═══ Source passage ═══

The contract also contains an agreement that the district will hire 42 full time-equivalent positions in the two years, resulting in more elementary counselors, school social workers and nurses. The district will shift existing funds to pay for those positions.
The district will put more money in early childhood programs — $6 million — borrowing money in the district's levy now used for all-day kindergarten. The funds will be replaced by the state, which starts paying for all-day kindergarten in the fall.
The contract also includes an agreement that teachers and district administrators will investigate how to best use, and possibly reduce the use of, student assessment testing.
During negotiations the district warned that all of the teachers' demands would cost $158 million over two years, a number they still stand by.
But Superintendent Valeria Silva says the district is moving funds around to pay for many of the proposals teachers and the district wanted. But she admits not all of the issues that were on the negotiating table are in the agreement. "Both sides dropped proposals," Silva said.
The school board will vote on the tentative agreement March 18. Teachers will vote on the contract on March 3. The executive board of the teachers union has recommended teachers vote to accept the agreement.
"That gives me an inkling that our members are going to be excited about this work as well," said Mary Cathryn Ricker, president of the St. Paul Federation of Teachers.
On Monday the statewide teachers union, Education Minnesota, said 54 percent of the 352 local bargaining units in the state have reached contract agreements with their districts. The average salary increase is two percent in each of the contracts' two years.

═══ Data provided ═══

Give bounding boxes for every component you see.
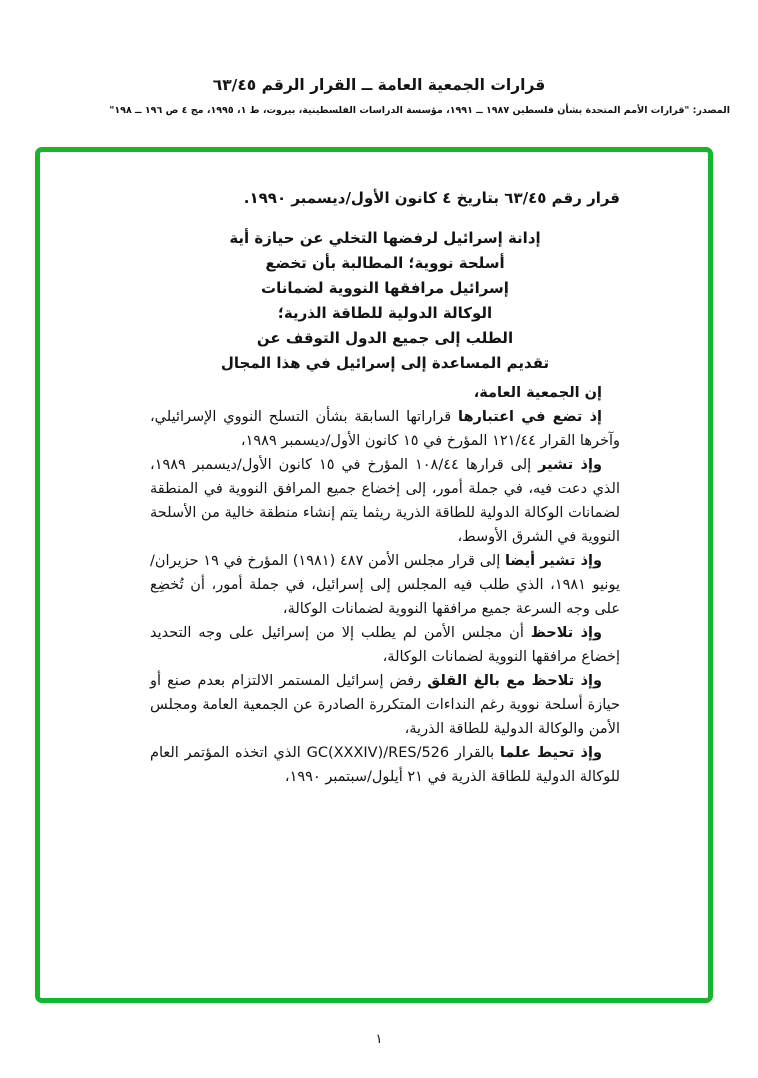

═══

What the exercise asks: In the news passage about the teachers' contract, on what date will teachers vote on the contract?

Expected answer: March 3